>>>
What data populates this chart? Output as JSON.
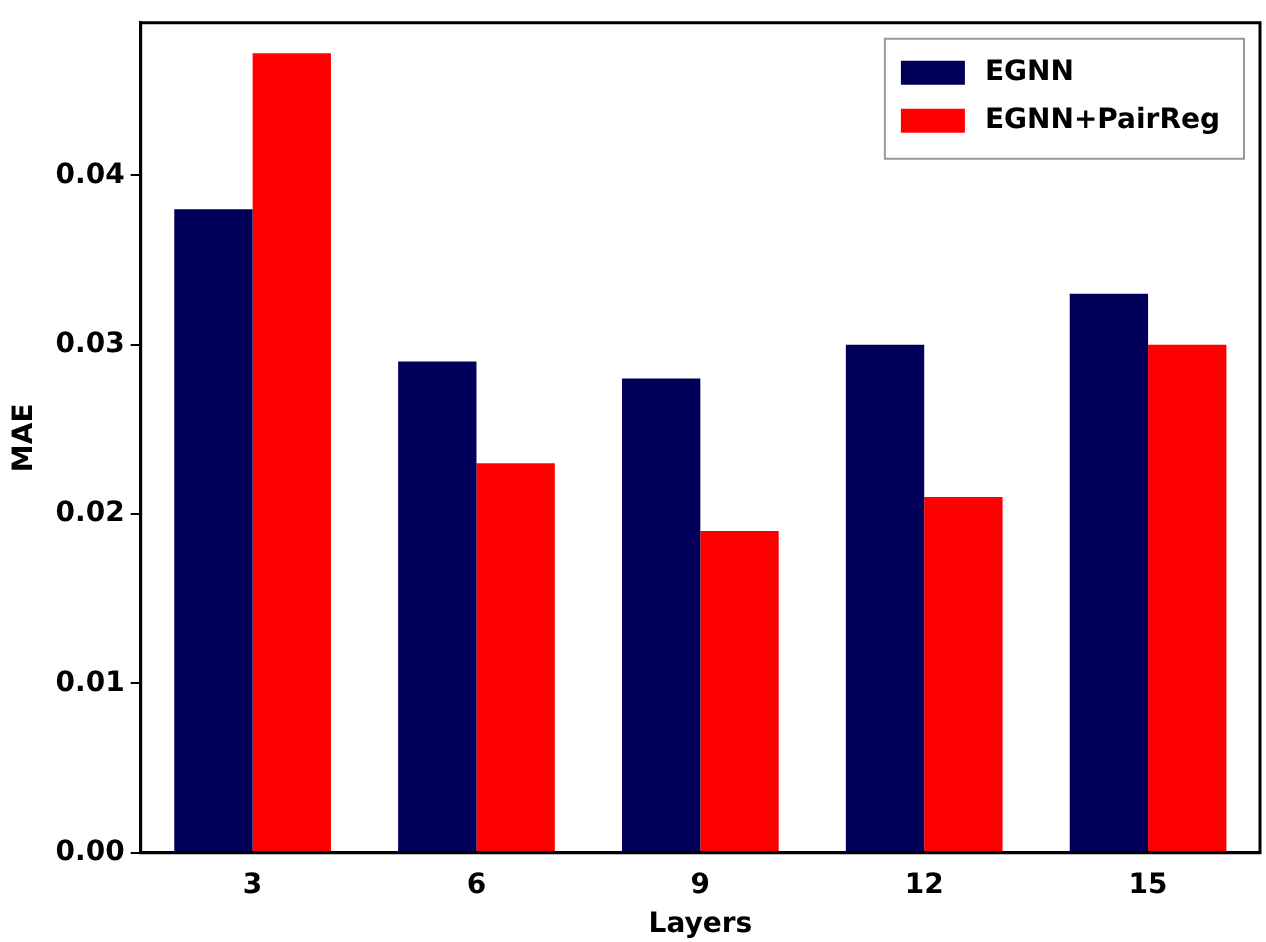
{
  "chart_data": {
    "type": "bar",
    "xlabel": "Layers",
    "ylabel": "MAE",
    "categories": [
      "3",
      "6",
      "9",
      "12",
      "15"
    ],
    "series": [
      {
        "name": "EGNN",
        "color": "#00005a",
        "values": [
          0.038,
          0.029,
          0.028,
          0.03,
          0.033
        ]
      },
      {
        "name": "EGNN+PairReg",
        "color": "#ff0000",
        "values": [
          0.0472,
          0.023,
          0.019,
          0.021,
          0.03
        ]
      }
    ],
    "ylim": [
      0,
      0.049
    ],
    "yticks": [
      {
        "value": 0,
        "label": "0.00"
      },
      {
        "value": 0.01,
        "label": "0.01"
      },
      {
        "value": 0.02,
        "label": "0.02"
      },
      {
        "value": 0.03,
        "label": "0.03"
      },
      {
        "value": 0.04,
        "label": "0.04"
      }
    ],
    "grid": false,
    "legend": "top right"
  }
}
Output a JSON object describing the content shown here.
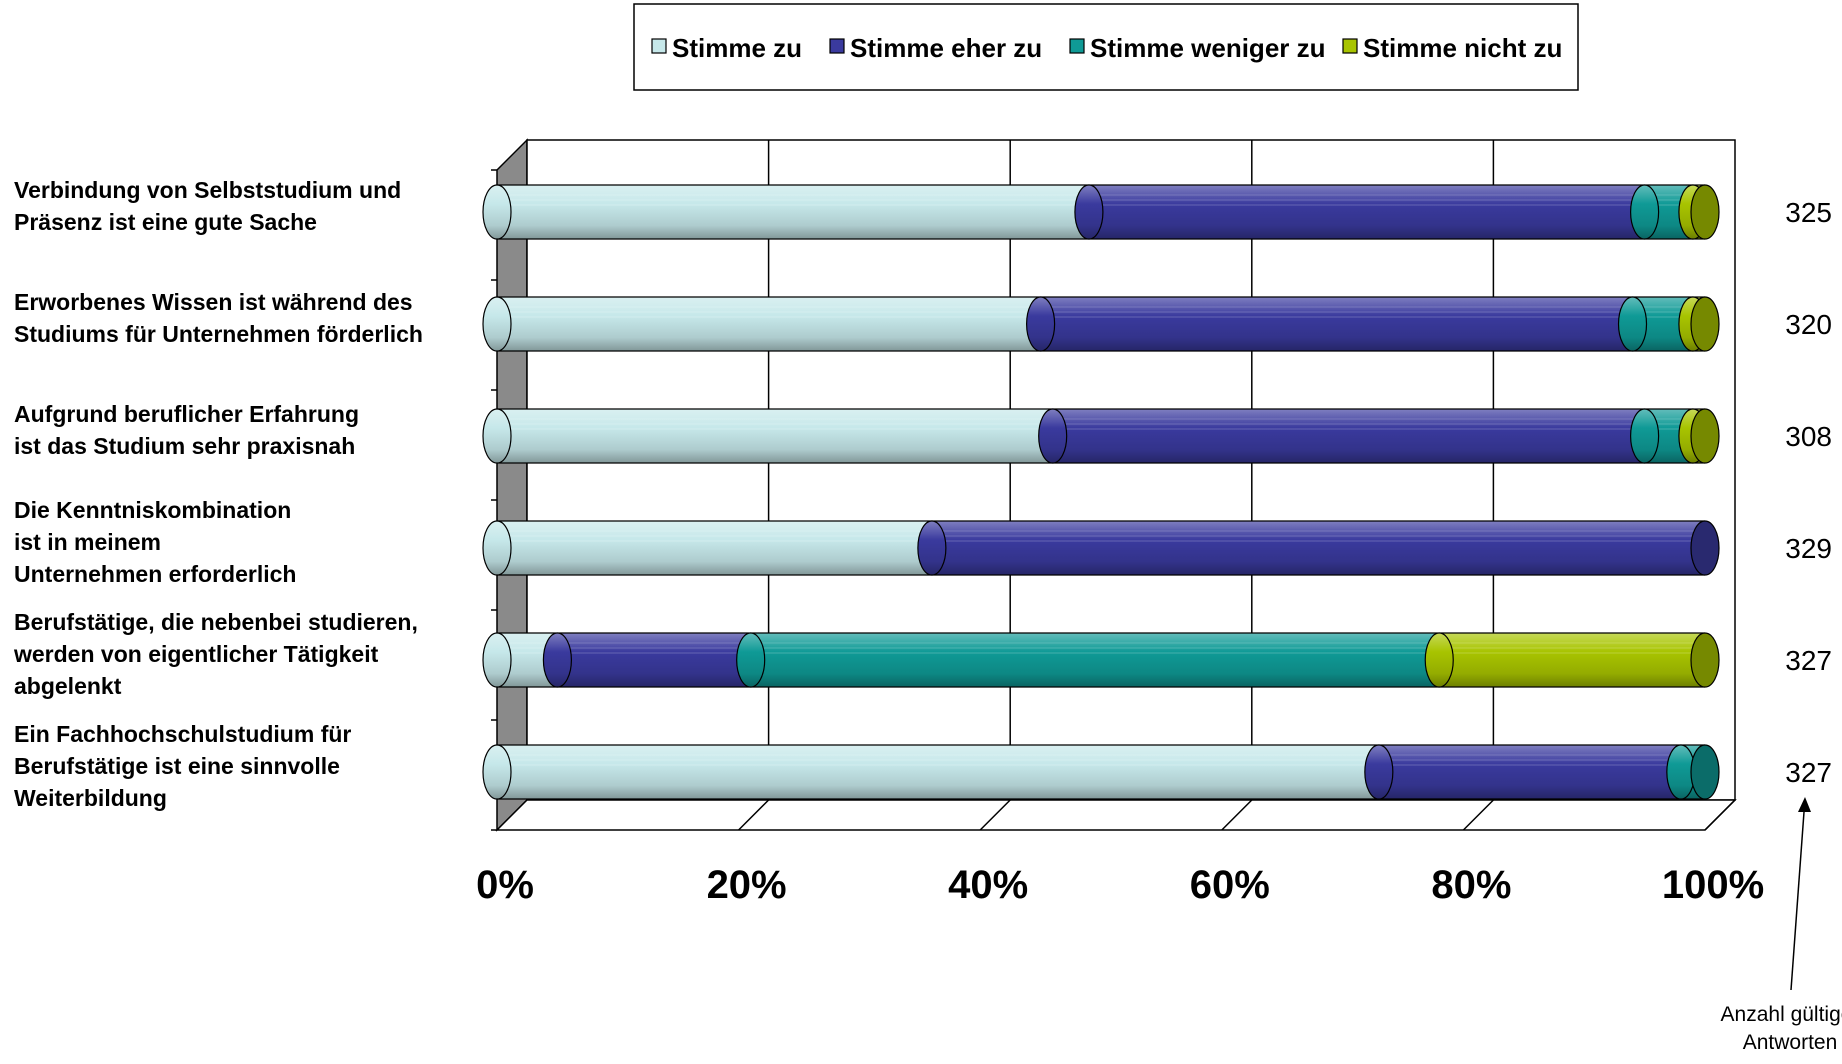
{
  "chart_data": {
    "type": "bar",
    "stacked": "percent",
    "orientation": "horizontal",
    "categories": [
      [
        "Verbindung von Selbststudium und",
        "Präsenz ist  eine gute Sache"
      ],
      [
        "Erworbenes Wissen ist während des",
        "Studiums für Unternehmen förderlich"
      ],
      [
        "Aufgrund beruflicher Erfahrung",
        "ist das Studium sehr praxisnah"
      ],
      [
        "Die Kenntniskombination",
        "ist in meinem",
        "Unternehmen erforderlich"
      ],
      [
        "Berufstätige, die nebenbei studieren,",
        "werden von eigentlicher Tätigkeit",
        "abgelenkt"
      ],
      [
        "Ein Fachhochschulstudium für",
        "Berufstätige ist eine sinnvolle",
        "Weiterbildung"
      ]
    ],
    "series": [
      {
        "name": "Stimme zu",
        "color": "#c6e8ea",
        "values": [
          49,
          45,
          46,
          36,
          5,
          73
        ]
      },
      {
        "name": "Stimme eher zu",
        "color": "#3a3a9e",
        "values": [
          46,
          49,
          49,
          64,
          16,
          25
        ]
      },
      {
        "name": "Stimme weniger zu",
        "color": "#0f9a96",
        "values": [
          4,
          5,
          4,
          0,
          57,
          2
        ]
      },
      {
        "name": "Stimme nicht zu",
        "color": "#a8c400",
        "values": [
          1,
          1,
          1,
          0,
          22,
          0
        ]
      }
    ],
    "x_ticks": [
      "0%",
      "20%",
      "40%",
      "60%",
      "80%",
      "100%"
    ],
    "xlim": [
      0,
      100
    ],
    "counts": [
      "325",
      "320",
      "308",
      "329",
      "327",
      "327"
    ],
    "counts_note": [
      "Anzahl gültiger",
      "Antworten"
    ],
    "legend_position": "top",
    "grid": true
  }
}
<<<
Going over the lines above, work out how many include "Berufstätige", then give only that number.

**Solution**
2